**Exercise data:**
>> BEGIN
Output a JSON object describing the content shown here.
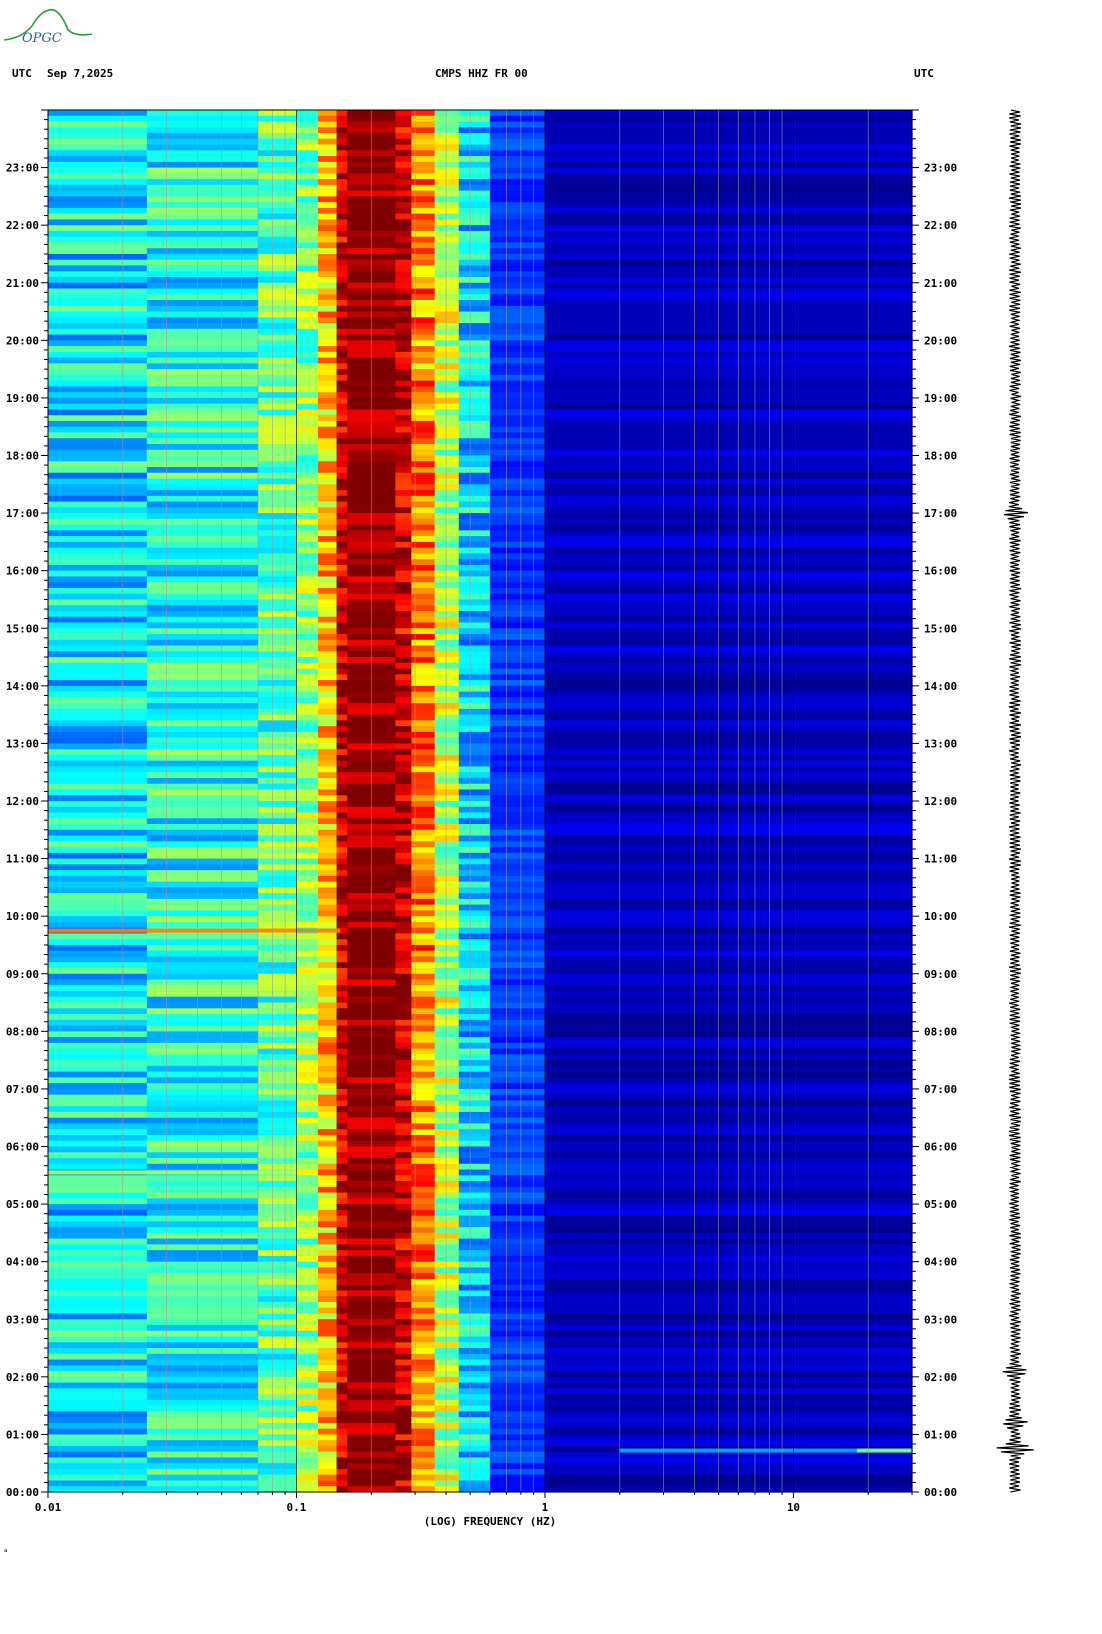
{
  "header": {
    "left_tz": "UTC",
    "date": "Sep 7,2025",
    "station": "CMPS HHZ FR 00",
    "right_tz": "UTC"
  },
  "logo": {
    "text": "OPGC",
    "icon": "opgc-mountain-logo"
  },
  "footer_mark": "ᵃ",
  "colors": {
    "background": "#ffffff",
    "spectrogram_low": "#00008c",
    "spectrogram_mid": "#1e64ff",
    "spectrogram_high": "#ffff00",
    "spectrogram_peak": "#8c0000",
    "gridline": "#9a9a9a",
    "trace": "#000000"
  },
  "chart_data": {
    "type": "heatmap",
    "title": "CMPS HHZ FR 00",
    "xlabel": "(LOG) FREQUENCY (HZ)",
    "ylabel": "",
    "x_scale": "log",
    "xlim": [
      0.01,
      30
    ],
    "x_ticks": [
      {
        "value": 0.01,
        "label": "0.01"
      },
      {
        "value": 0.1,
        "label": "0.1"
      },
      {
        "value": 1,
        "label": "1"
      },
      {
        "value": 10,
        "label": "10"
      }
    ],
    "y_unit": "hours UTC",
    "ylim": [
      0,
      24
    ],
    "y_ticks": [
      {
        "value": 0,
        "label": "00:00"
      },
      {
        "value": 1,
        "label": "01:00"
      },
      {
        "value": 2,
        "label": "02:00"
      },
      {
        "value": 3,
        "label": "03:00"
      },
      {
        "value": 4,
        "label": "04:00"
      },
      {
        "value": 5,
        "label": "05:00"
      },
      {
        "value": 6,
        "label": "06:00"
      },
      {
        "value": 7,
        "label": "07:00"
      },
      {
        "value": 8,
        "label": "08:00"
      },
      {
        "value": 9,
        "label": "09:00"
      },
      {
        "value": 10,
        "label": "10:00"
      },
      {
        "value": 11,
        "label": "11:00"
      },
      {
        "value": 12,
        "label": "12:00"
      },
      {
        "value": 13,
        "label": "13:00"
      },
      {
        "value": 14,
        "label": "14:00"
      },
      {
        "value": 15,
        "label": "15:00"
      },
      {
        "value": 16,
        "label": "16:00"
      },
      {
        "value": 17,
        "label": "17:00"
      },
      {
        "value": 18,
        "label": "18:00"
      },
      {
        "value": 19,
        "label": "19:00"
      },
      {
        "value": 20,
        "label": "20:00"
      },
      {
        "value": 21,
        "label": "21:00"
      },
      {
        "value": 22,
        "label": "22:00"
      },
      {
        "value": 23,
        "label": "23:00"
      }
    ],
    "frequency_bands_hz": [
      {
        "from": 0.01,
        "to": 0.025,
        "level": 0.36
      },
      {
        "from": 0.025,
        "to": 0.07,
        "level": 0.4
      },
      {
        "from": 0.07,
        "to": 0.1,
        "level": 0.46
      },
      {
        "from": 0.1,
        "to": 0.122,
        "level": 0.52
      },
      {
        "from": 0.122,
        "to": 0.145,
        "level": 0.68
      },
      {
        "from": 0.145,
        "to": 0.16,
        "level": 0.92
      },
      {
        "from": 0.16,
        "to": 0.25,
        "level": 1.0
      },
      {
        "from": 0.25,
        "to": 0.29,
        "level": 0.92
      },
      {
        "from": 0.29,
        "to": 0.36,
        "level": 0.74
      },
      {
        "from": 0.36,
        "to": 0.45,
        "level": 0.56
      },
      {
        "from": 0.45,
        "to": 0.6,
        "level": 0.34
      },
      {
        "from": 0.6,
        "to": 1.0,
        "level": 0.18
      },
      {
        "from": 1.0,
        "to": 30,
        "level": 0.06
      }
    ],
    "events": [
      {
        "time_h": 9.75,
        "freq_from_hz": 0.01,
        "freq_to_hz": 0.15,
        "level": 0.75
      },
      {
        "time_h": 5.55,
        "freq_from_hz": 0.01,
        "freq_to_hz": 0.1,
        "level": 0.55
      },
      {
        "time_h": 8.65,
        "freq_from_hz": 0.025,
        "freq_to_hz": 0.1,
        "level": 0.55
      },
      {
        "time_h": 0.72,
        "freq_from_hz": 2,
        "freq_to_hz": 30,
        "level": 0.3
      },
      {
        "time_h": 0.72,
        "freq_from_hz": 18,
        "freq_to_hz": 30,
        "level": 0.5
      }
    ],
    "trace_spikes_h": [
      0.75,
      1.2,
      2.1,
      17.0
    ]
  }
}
>> END
**Objective:** Exclude the images, then output the data above word for word.

**Written response:**
Output a JSON object describing the content shown here.
{
  "header": {
    "left_tz": "UTC",
    "date": "Sep 7,2025",
    "station": "CMPS HHZ FR 00",
    "right_tz": "UTC"
  },
  "logo": {
    "text": "OPGC",
    "icon": "opgc-mountain-logo"
  },
  "footer_mark": "ᵃ",
  "colors": {
    "background": "#ffffff",
    "spectrogram_low": "#00008c",
    "spectrogram_mid": "#1e64ff",
    "spectrogram_high": "#ffff00",
    "spectrogram_peak": "#8c0000",
    "gridline": "#9a9a9a",
    "trace": "#000000"
  },
  "chart_data": {
    "type": "heatmap",
    "title": "CMPS HHZ FR 00",
    "xlabel": "(LOG) FREQUENCY (HZ)",
    "ylabel": "",
    "x_scale": "log",
    "xlim": [
      0.01,
      30
    ],
    "x_ticks": [
      {
        "value": 0.01,
        "label": "0.01"
      },
      {
        "value": 0.1,
        "label": "0.1"
      },
      {
        "value": 1,
        "label": "1"
      },
      {
        "value": 10,
        "label": "10"
      }
    ],
    "y_unit": "hours UTC",
    "ylim": [
      0,
      24
    ],
    "y_ticks": [
      {
        "value": 0,
        "label": "00:00"
      },
      {
        "value": 1,
        "label": "01:00"
      },
      {
        "value": 2,
        "label": "02:00"
      },
      {
        "value": 3,
        "label": "03:00"
      },
      {
        "value": 4,
        "label": "04:00"
      },
      {
        "value": 5,
        "label": "05:00"
      },
      {
        "value": 6,
        "label": "06:00"
      },
      {
        "value": 7,
        "label": "07:00"
      },
      {
        "value": 8,
        "label": "08:00"
      },
      {
        "value": 9,
        "label": "09:00"
      },
      {
        "value": 10,
        "label": "10:00"
      },
      {
        "value": 11,
        "label": "11:00"
      },
      {
        "value": 12,
        "label": "12:00"
      },
      {
        "value": 13,
        "label": "13:00"
      },
      {
        "value": 14,
        "label": "14:00"
      },
      {
        "value": 15,
        "label": "15:00"
      },
      {
        "value": 16,
        "label": "16:00"
      },
      {
        "value": 17,
        "label": "17:00"
      },
      {
        "value": 18,
        "label": "18:00"
      },
      {
        "value": 19,
        "label": "19:00"
      },
      {
        "value": 20,
        "label": "20:00"
      },
      {
        "value": 21,
        "label": "21:00"
      },
      {
        "value": 22,
        "label": "22:00"
      },
      {
        "value": 23,
        "label": "23:00"
      }
    ],
    "frequency_bands_hz": [
      {
        "from": 0.01,
        "to": 0.025,
        "level": 0.36
      },
      {
        "from": 0.025,
        "to": 0.07,
        "level": 0.4
      },
      {
        "from": 0.07,
        "to": 0.1,
        "level": 0.46
      },
      {
        "from": 0.1,
        "to": 0.122,
        "level": 0.52
      },
      {
        "from": 0.122,
        "to": 0.145,
        "level": 0.68
      },
      {
        "from": 0.145,
        "to": 0.16,
        "level": 0.92
      },
      {
        "from": 0.16,
        "to": 0.25,
        "level": 1.0
      },
      {
        "from": 0.25,
        "to": 0.29,
        "level": 0.92
      },
      {
        "from": 0.29,
        "to": 0.36,
        "level": 0.74
      },
      {
        "from": 0.36,
        "to": 0.45,
        "level": 0.56
      },
      {
        "from": 0.45,
        "to": 0.6,
        "level": 0.34
      },
      {
        "from": 0.6,
        "to": 1.0,
        "level": 0.18
      },
      {
        "from": 1.0,
        "to": 30,
        "level": 0.06
      }
    ],
    "events": [
      {
        "time_h": 9.75,
        "freq_from_hz": 0.01,
        "freq_to_hz": 0.15,
        "level": 0.75
      },
      {
        "time_h": 5.55,
        "freq_from_hz": 0.01,
        "freq_to_hz": 0.1,
        "level": 0.55
      },
      {
        "time_h": 8.65,
        "freq_from_hz": 0.025,
        "freq_to_hz": 0.1,
        "level": 0.55
      },
      {
        "time_h": 0.72,
        "freq_from_hz": 2,
        "freq_to_hz": 30,
        "level": 0.3
      },
      {
        "time_h": 0.72,
        "freq_from_hz": 18,
        "freq_to_hz": 30,
        "level": 0.5
      }
    ],
    "trace_spikes_h": [
      0.75,
      1.2,
      2.1,
      17.0
    ]
  }
}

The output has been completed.